Copy the lines of the data below word for word.

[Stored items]
_ _ _ _ _

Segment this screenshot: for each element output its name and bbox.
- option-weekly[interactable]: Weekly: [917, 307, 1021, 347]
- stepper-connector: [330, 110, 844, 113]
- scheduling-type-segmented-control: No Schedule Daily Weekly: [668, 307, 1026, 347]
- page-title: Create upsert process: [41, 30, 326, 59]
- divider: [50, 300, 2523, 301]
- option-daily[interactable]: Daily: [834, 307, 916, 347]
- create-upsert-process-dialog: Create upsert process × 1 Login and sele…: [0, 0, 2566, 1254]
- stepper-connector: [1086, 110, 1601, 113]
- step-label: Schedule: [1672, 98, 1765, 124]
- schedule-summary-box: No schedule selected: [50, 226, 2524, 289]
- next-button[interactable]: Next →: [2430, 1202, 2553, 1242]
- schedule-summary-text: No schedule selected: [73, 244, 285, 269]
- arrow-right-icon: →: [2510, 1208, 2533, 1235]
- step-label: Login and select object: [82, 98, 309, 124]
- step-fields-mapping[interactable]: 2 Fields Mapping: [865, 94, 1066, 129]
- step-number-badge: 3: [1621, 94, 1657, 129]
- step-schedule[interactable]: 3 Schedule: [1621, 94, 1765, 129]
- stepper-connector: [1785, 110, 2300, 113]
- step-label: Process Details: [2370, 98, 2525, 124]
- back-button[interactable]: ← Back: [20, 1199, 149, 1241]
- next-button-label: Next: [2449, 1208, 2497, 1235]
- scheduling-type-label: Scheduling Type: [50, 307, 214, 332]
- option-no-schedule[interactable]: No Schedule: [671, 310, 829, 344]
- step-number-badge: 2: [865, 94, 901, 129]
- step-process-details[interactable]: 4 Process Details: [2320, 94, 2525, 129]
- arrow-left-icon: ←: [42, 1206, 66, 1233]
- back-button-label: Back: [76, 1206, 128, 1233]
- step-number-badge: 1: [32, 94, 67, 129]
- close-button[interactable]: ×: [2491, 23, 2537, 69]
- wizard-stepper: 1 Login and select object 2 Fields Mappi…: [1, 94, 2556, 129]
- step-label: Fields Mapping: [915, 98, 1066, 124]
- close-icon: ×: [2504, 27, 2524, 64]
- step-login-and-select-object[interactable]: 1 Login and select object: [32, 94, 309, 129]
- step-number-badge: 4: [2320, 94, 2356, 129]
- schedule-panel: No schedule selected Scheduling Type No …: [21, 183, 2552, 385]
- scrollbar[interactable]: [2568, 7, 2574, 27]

_ _ _ _ _

Answer below:
Segment this screenshot: for each element output its name and bbox.
- option-weekly[interactable]: Weekly: [917, 307, 1021, 347]
- stepper-connector: [330, 110, 844, 113]
- scheduling-type-segmented-control: No Schedule Daily Weekly: [668, 307, 1026, 347]
- page-title: Create upsert process: [41, 30, 326, 59]
- divider: [50, 300, 2523, 301]
- option-daily[interactable]: Daily: [834, 307, 916, 347]
- create-upsert-process-dialog: Create upsert process × 1 Login and sele…: [0, 0, 2566, 1254]
- stepper-connector: [1086, 110, 1601, 113]
- step-label: Schedule: [1672, 98, 1765, 124]
- schedule-summary-box: No schedule selected: [50, 226, 2524, 289]
- next-button[interactable]: Next →: [2430, 1202, 2553, 1242]
- schedule-summary-text: No schedule selected: [73, 244, 285, 269]
- arrow-right-icon: →: [2510, 1208, 2533, 1235]
- step-label: Login and select object: [82, 98, 309, 124]
- step-fields-mapping[interactable]: 2 Fields Mapping: [865, 94, 1066, 129]
- step-number-badge: 3: [1621, 94, 1657, 129]
- step-schedule[interactable]: 3 Schedule: [1621, 94, 1765, 129]
- stepper-connector: [1785, 110, 2300, 113]
- step-label: Process Details: [2370, 98, 2525, 124]
- back-button[interactable]: ← Back: [20, 1199, 149, 1241]
- next-button-label: Next: [2449, 1208, 2497, 1235]
- scheduling-type-label: Scheduling Type: [50, 307, 214, 332]
- option-no-schedule[interactable]: No Schedule: [671, 310, 829, 344]
- step-number-badge: 2: [865, 94, 901, 129]
- step-process-details[interactable]: 4 Process Details: [2320, 94, 2525, 129]
- arrow-left-icon: ←: [42, 1206, 66, 1233]
- back-button-label: Back: [76, 1206, 128, 1233]
- step-number-badge: 1: [32, 94, 67, 129]
- close-button[interactable]: ×: [2491, 23, 2537, 69]
- wizard-stepper: 1 Login and select object 2 Fields Mappi…: [1, 94, 2556, 129]
- step-label: Fields Mapping: [915, 98, 1066, 124]
- close-icon: ×: [2504, 27, 2524, 64]
- step-login-and-select-object[interactable]: 1 Login and select object: [32, 94, 309, 129]
- step-number-badge: 4: [2320, 94, 2356, 129]
- schedule-panel: No schedule selected Scheduling Type No …: [21, 183, 2552, 385]
- scrollbar[interactable]: [2568, 7, 2574, 27]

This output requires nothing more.